_SELECTED EXTRACT:_
=======
And although this does not throw an error, nothing happens despite me defining a callback on NoteHandler to just print its arguments. They are in the same scene as well, so I am confused about what is going on. Any help is much appreciated, thanks!

  • That's just a constant of the signal name from what I understand, so it doesn't have any effect on whether your node has the signal defined (imagine you just put the signal name as a string "ShowNote", that wouldn't define the signal). The signal still needs to exist on the node that you're calling EmitSignal on. If you want to keep the classes separate, I think you would want to get an instance of NoteHandler from the scene (that is inside the tree), and call myInstance.EmitSignal(NoteHandler.SignalName.ShowNote, 1, 1.0)

I haven't used 4.0 much yet but it seems to me that you only defined the signal on the NoteHandler class, and since Player doesn't derive from NoteHandler (I'm assuming), it doesn't have the signal defined on the player node.
=======
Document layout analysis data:
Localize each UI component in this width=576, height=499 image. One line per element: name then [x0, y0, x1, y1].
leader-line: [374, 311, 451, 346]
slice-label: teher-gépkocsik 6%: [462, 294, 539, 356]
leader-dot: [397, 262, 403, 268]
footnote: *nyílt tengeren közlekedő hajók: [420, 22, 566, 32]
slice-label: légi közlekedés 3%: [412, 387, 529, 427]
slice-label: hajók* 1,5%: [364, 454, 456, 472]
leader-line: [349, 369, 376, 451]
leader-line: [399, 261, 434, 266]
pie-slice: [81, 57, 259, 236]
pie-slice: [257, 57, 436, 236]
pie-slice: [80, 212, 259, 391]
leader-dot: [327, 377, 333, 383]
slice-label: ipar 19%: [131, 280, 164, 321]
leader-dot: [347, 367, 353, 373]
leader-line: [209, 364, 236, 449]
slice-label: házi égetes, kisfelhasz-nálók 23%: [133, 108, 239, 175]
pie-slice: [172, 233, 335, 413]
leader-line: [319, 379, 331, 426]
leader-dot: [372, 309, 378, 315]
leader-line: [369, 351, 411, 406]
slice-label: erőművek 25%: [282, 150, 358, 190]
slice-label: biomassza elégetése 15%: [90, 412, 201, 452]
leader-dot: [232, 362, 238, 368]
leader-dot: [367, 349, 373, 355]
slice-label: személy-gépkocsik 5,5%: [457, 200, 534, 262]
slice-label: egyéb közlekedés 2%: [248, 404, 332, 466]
=======
_STUDY QUESTIONS:_
**A.** For each statement below, say yes or no to whether it agrees with the ShowNote signal text, and quote the words from the text that decide it. (i) The code throws an error when run. (ii) The person replying has used 4.0 a great deal. (iii) The signal has to exist on the node on which EmitSignal is called.
**B.** List every argument passed in the myInstance.EmitSignal call that the ShowNote signal text suggests.

_OUTPUTS FOR THE TASKS:_
**A.**
(i) No: "although this does not throw an error"
(ii) No: "I haven't used 4.0 much yet"
(iii) Yes: "The signal still needs to exist on the node that you're calling EmitSignal on."

**B.** NoteHandler.SignalName.ShowNote, 1, 1.0